_Raw records:_

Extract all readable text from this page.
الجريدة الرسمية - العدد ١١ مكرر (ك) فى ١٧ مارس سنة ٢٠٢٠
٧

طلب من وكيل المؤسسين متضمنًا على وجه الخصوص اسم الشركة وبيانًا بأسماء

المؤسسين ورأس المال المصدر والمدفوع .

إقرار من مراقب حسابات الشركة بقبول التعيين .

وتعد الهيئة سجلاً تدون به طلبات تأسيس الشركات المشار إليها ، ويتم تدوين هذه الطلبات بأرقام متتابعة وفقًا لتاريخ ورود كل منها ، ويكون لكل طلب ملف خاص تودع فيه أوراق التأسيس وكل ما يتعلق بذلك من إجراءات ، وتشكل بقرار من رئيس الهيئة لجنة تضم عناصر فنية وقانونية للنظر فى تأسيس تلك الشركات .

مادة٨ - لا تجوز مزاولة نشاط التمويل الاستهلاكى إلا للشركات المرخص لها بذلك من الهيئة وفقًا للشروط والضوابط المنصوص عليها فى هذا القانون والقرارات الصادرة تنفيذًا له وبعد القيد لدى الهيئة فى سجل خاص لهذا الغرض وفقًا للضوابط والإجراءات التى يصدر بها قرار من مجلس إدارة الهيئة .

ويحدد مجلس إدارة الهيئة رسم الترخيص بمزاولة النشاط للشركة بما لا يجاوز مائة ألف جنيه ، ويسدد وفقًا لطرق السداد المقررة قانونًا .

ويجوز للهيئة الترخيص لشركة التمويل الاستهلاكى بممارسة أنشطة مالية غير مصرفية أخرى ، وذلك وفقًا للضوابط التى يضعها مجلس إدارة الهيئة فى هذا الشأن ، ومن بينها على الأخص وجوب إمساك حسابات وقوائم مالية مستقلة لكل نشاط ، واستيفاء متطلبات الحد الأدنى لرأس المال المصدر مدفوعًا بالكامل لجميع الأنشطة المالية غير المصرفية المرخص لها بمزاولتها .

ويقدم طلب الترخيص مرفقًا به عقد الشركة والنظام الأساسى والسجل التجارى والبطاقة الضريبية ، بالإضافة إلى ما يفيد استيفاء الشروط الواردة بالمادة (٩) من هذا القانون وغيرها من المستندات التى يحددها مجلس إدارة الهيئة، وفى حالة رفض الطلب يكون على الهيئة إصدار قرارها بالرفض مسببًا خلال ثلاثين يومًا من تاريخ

_Directions:_ Using the data above, reproduce every line exactly.

_Expected answer:_
Extract all readable text from this page.
الجريدة الرسمية - العدد ١١ مكرر (ك) فى ١٧ مارس سنة ٢٠٢٠
٧

طلب من وكيل المؤسسين متضمنًا على وجه الخصوص اسم الشركة وبيانًا بأسماء

المؤسسين ورأس المال المصدر والمدفوع .

إقرار من مراقب حسابات الشركة بقبول التعيين .

وتعد الهيئة سجلاً تدون به طلبات تأسيس الشركات المشار إليها ، ويتم تدوين هذه الطلبات بأرقام متتابعة وفقًا لتاريخ ورود كل منها ، ويكون لكل طلب ملف خاص تودع فيه أوراق التأسيس وكل ما يتعلق بذلك من إجراءات ، وتشكل بقرار من رئيس الهيئة لجنة تضم عناصر فنية وقانونية للنظر فى تأسيس تلك الشركات .

مادة٨ - لا تجوز مزاولة نشاط التمويل الاستهلاكى إلا للشركات المرخص لها بذلك من الهيئة وفقًا للشروط والضوابط المنصوص عليها فى هذا القانون والقرارات الصادرة تنفيذًا له وبعد القيد لدى الهيئة فى سجل خاص لهذا الغرض وفقًا للضوابط والإجراءات التى يصدر بها قرار من مجلس إدارة الهيئة .

ويحدد مجلس إدارة الهيئة رسم الترخيص بمزاولة النشاط للشركة بما لا يجاوز مائة ألف جنيه ، ويسدد وفقًا لطرق السداد المقررة قانونًا .

ويجوز للهيئة الترخيص لشركة التمويل الاستهلاكى بممارسة أنشطة مالية غير مصرفية أخرى ، وذلك وفقًا للضوابط التى يضعها مجلس إدارة الهيئة فى هذا الشأن ، ومن بينها على الأخص وجوب إمساك حسابات وقوائم مالية مستقلة لكل نشاط ، واستيفاء متطلبات الحد الأدنى لرأس المال المصدر مدفوعًا بالكامل لجميع الأنشطة المالية غير المصرفية المرخص لها بمزاولتها .

ويقدم طلب الترخيص مرفقًا به عقد الشركة والنظام الأساسى والسجل التجارى والبطاقة الضريبية ، بالإضافة إلى ما يفيد استيفاء الشروط الواردة بالمادة (٩) من هذا القانون وغيرها من المستندات التى يحددها مجلس إدارة الهيئة، وفى حالة رفض الطلب يكون على الهيئة إصدار قرارها بالرفض مسببًا خلال ثلاثين يومًا من تاريخ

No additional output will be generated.